◆ Problem 1
List every figure panel reference in the text on HA deposition.

───── Document text

There were differences between the situations when Ca or P was added to the electrolyte (HA1–HA3 on one hand, and HA4–HA6 on the other), but also similarities, among which an obvious one is that in both cases, the largest HA structures were obtained when the deposition time was 2 h, while the smallest formations resulted after a 4 h deposition time.

By focusing on the micrographs recorded on the HA7–HA9 specimens deposited at 90 °C by gradually adding the Ca precursor, several observations can be outlined. The aggregates that resulted after deposition times of 1 h Figure 6a,b) and 2 h (Figure 6c,d) had very similar shapes, the exception being the size of the structures—smaller aggregates were observed for sample HA7. In the case of specimen HA9 (Figure 6e,f) the shape of the observed formations was different. Judging by the 2D images, the evolution of this series was from small rounded structures (1 h) to larger rounded aggregates (2 h) and a second layer of round particles added on top of the larger ones (4 h). Looking at the 3D images, an elongation of the particles in the z direction was visible when the time increased from 2 to 4 h, in agreement with the XRD results.

──────────
───── Entries supplied

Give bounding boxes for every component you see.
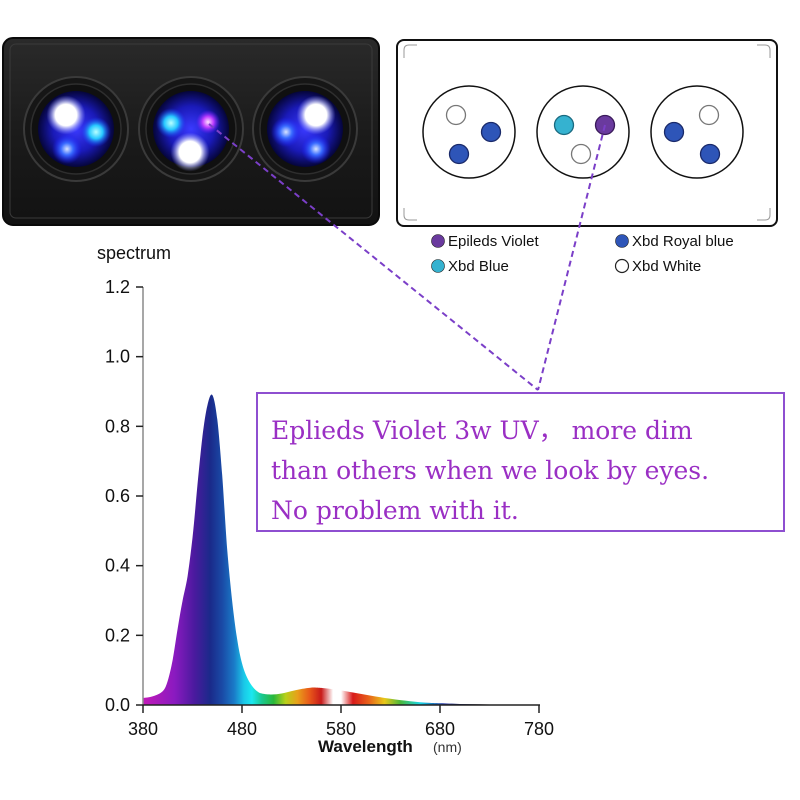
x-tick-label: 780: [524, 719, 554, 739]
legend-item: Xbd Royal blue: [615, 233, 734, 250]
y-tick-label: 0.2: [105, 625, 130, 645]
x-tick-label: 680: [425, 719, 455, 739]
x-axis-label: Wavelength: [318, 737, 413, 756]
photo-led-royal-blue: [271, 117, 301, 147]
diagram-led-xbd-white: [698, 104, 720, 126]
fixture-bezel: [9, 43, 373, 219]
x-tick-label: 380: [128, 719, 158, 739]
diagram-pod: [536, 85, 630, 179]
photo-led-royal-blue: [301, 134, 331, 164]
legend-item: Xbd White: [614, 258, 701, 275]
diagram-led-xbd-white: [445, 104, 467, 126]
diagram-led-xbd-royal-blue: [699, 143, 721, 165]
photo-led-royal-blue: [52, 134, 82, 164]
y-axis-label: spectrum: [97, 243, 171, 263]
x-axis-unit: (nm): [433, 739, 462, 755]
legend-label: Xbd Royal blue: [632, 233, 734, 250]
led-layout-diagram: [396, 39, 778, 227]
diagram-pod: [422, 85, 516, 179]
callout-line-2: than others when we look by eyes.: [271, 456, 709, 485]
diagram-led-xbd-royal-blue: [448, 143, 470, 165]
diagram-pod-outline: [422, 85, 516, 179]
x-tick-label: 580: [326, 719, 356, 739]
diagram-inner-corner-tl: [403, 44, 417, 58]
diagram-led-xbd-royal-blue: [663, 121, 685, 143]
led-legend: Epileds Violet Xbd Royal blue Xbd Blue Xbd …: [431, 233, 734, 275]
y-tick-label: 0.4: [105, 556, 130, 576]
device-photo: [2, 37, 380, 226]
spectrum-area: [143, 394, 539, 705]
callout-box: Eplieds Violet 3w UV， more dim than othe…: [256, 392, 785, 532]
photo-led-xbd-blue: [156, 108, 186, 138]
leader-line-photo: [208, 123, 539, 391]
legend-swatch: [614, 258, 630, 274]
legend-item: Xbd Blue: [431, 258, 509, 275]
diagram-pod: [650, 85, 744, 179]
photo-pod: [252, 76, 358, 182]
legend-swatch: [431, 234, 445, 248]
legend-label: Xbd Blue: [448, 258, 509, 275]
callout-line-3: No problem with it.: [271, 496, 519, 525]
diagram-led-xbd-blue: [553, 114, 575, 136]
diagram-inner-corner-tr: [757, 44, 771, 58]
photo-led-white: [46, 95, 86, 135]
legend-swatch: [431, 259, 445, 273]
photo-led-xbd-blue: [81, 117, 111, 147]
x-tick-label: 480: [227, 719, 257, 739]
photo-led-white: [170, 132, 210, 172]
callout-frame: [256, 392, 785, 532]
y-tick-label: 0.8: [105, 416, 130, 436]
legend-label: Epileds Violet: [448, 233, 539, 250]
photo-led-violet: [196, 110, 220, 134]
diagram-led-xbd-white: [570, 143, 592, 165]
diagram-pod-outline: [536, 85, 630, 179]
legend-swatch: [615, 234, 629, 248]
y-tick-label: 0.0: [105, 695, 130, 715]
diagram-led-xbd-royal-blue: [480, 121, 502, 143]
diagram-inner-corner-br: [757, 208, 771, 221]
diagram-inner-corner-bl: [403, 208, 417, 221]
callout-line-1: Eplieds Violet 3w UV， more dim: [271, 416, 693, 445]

──────────

◆ Problem 2
Rewrite the rows from the line with "x-tick-label: 780: [524, 719, 554, 739]" to the line with "diagram-led-xbd-royal-blue: [663, 121, 685, 143]", replacing "x-tick-label" with "x-axis-tick" and leaving everything else unchanged.

◆ Complete response 1
Figure 6a,b
Figure 6c,d
Figure 6e,f

◆ Complete response 2
x-axis-tick: 780: [524, 719, 554, 739]
legend-item: Xbd Royal blue: [615, 233, 734, 250]
y-tick-label: 0.2: [105, 625, 130, 645]
x-axis-tick: 680: [425, 719, 455, 739]
x-axis-label: Wavelength: [318, 737, 413, 756]
photo-led-royal-blue: [271, 117, 301, 147]
diagram-led-xbd-white: [698, 104, 720, 126]
fixture-bezel: [9, 43, 373, 219]
x-axis-tick: 380: [128, 719, 158, 739]
diagram-pod: [536, 85, 630, 179]
photo-led-royal-blue: [301, 134, 331, 164]
legend-item: Xbd White: [614, 258, 701, 275]
diagram-led-xbd-white: [445, 104, 467, 126]
diagram-led-xbd-royal-blue: [699, 143, 721, 165]
photo-led-royal-blue: [52, 134, 82, 164]
y-axis-label: spectrum: [97, 243, 171, 263]
x-axis-unit: (nm): [433, 739, 462, 755]
legend-label: Xbd Royal blue: [632, 233, 734, 250]
led-layout-diagram: [396, 39, 778, 227]
diagram-pod: [422, 85, 516, 179]
callout-line-2: than others when we look by eyes.: [271, 456, 709, 485]
diagram-led-xbd-royal-blue: [448, 143, 470, 165]
diagram-pod-outline: [422, 85, 516, 179]
x-axis-tick: 580: [326, 719, 356, 739]
diagram-inner-corner-tl: [403, 44, 417, 58]
diagram-led-xbd-royal-blue: [663, 121, 685, 143]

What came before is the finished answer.